* DATASET EXCERPTS:
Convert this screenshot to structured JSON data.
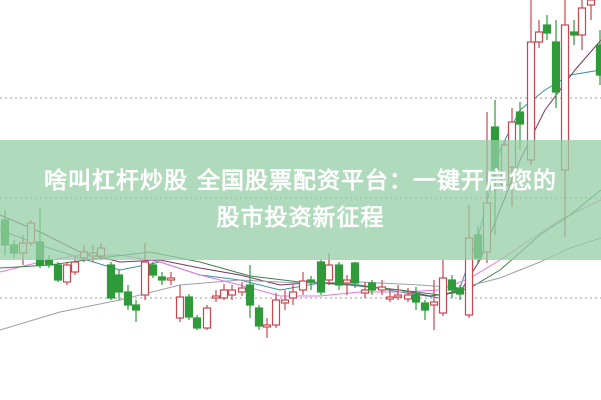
{
  "banner": {
    "line1": "啥叫杠杆炒股 全国股票配资平台：一键开启您的",
    "line2": "股市投资新征程"
  },
  "chart_data": {
    "type": "candlestick",
    "grid": true,
    "up_color": "#c8474f",
    "down_color": "#2f9a3a",
    "ma_colors": [
      "#3a8fa0",
      "#7a3560",
      "#e07ae0",
      "#3d7f4a",
      "#9aa0b0"
    ]
  },
  "colors": {
    "banner_bg": "#a9d8b6",
    "banner_text": "#ffffff",
    "grid": "#999999"
  }
}
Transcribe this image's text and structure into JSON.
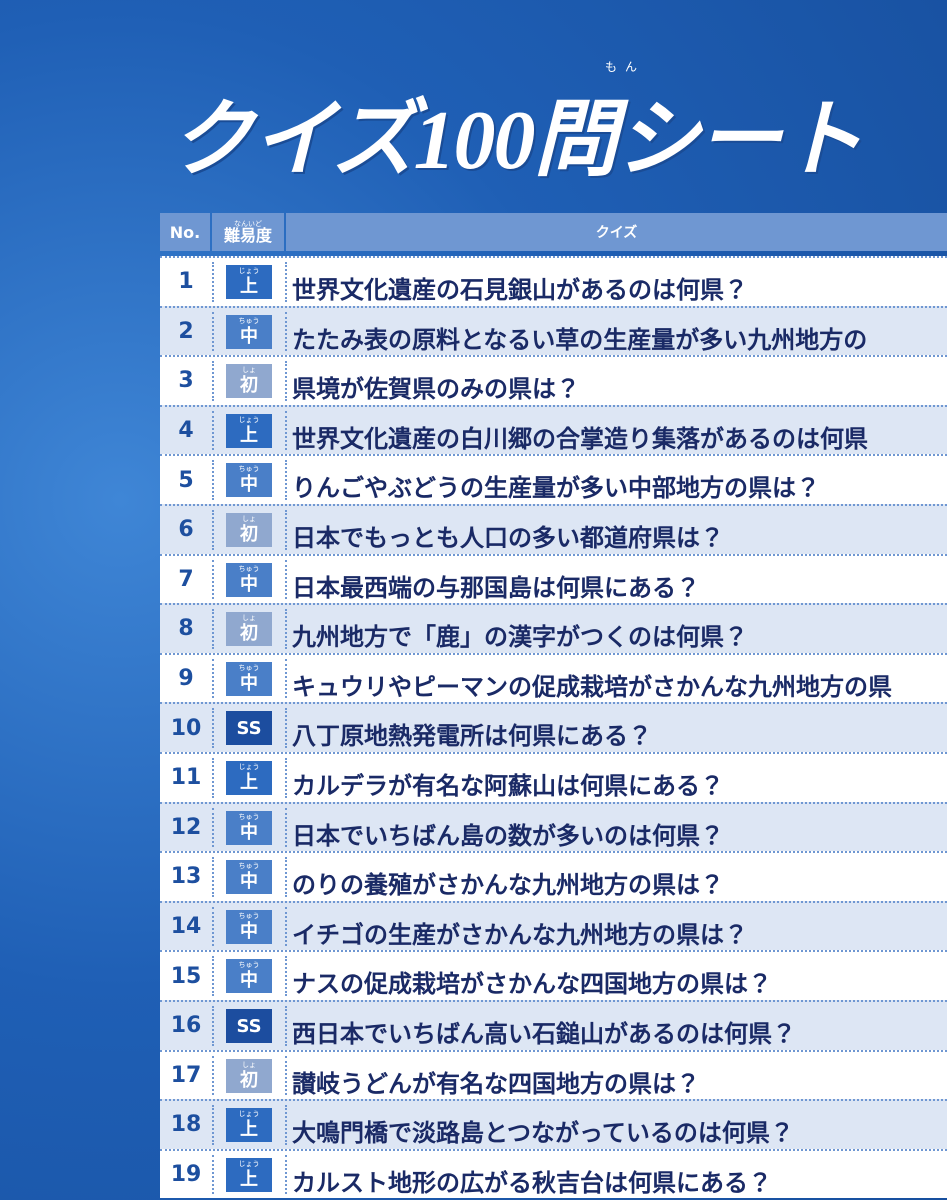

* REQUIREMENT: Write the listing out a second time exactly, dropping all images.

* FINISHED EXERCISE:
Convert this screenshot to structured JSON data.
{
  "banner": {
    "line1": "啥叫杠杆炒股 全国股票配资平台：一键开启您的",
    "line2": "股市投资新征程"
  },
  "chart_data": {
    "type": "candlestick",
    "grid": true,
    "up_color": "#c8474f",
    "down_color": "#2f9a3a",
    "ma_colors": [
      "#3a8fa0",
      "#7a3560",
      "#e07ae0",
      "#3d7f4a",
      "#9aa0b0"
    ]
  },
  "colors": {
    "banner_bg": "#a9d8b6",
    "banner_text": "#ffffff",
    "grid": "#999999"
  }
}
Transcribe this image's text and structure into JSON.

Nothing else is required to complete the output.